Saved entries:
* Begin *

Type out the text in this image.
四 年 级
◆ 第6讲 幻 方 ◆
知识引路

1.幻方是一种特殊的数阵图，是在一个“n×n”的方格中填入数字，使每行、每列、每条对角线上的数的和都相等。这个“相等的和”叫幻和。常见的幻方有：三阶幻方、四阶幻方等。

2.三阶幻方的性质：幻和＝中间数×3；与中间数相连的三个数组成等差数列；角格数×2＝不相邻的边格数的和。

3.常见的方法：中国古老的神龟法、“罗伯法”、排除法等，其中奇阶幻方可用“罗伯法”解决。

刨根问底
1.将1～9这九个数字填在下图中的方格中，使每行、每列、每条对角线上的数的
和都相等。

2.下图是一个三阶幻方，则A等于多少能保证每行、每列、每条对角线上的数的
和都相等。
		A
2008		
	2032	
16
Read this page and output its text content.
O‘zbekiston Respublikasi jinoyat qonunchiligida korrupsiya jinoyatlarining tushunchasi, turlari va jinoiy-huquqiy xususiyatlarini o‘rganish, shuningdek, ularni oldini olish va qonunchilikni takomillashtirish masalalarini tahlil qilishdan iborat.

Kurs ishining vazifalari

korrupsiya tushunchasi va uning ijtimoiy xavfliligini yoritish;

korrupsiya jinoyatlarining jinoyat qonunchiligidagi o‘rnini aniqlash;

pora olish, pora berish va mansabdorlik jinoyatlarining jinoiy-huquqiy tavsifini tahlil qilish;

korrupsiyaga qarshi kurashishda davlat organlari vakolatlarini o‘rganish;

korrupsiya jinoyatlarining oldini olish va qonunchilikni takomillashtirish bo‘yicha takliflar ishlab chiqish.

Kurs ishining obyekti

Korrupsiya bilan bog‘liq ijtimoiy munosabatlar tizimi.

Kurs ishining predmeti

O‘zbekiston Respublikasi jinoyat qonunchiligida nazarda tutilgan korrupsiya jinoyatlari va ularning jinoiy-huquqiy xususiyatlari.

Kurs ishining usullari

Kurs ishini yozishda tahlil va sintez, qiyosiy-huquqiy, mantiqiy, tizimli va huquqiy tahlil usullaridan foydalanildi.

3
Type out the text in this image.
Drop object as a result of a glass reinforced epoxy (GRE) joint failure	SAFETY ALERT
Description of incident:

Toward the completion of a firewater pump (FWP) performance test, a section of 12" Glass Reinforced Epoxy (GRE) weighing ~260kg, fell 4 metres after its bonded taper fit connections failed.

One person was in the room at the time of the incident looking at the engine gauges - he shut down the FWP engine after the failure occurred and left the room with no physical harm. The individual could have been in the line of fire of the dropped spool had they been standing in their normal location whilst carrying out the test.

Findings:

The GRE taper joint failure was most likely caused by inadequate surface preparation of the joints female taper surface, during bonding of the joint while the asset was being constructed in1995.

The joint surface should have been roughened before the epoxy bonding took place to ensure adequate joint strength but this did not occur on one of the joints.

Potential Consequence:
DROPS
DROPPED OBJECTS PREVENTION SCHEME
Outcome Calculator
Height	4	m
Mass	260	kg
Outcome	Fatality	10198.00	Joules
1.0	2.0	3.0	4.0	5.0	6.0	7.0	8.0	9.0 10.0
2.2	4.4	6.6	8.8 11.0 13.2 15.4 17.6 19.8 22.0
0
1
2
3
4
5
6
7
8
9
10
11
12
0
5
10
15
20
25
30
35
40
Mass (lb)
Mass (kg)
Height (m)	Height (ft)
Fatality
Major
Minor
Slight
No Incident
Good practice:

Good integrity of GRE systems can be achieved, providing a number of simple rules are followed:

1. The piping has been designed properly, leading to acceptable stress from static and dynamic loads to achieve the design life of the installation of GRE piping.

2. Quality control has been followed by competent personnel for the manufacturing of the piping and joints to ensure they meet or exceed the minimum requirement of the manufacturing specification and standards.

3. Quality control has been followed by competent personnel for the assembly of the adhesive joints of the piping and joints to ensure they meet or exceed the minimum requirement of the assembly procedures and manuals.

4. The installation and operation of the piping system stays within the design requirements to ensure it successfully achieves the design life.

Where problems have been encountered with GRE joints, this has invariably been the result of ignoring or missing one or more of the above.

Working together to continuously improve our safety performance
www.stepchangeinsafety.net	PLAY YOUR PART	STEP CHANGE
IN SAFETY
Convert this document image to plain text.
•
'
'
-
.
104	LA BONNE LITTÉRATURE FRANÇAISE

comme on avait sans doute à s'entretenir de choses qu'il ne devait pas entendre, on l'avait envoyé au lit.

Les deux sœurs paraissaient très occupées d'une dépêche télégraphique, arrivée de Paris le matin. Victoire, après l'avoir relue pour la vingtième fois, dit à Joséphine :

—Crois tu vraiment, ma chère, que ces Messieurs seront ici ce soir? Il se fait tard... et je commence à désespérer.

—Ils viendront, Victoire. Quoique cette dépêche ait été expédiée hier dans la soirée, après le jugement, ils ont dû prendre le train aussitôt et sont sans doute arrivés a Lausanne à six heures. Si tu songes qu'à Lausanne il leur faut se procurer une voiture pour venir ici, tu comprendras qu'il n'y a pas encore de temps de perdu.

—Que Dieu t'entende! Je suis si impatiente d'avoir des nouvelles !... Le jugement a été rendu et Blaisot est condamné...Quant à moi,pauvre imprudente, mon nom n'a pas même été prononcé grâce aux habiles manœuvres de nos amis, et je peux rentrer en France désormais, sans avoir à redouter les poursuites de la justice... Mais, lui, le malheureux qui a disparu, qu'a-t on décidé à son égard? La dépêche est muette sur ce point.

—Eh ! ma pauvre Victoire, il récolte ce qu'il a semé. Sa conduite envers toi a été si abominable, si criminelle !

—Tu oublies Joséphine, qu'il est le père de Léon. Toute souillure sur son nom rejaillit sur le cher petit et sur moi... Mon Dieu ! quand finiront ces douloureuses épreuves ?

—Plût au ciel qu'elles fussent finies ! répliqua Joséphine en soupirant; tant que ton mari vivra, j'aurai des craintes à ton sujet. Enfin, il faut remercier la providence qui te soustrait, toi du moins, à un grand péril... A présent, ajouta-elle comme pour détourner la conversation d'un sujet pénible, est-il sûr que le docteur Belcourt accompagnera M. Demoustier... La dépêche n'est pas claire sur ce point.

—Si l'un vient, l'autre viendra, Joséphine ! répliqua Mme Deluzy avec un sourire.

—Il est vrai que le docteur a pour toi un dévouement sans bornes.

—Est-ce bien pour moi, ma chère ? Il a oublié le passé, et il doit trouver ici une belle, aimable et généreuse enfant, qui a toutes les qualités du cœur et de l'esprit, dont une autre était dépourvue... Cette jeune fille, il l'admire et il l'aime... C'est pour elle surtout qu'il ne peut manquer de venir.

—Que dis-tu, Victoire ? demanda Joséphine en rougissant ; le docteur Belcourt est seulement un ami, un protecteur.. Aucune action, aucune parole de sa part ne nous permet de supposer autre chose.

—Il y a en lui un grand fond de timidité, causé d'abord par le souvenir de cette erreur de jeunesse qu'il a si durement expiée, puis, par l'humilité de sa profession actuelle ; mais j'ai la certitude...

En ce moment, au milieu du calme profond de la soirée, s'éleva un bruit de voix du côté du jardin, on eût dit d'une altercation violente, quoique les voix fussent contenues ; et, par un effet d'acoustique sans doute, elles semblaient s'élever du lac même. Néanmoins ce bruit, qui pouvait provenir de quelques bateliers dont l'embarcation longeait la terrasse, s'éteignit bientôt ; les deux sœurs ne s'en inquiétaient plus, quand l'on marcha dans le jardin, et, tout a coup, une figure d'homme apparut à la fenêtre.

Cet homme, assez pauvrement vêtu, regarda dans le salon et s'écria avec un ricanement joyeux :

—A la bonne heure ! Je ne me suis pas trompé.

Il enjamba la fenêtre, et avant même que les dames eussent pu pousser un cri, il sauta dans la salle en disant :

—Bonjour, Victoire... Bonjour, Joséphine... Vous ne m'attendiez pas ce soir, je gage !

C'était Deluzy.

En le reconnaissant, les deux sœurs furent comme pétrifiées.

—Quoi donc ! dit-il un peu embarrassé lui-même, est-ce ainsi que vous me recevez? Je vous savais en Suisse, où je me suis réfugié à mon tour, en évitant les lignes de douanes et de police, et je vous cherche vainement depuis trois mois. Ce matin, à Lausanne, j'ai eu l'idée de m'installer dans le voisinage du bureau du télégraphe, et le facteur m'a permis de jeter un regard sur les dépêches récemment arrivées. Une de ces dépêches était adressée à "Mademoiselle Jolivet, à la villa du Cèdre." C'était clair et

* End *

Written task: Locate the lines above that contain "olish" and copy them.

Complete answer:
O‘zbekiston Respublikasi jinoyat qonunchiligida korrupsiya jinoyatlarining tushunchasi, turlari va jinoiy-huquqiy xususiyatlarini o‘rganish, shuningdek, ularni oldini olish va qonunchilikni takomillashtirish masalalarini tahlil qilishdan iborat.
pora olish, pora berish va mansabdorlik jinoyatlarining jinoiy-huquqiy tavsifini tahlil qilish;
korrupsiya jinoyatlarining oldini olish va qonunchilikni takomillashtirish bo‘yicha takliflar ishlab chiqish.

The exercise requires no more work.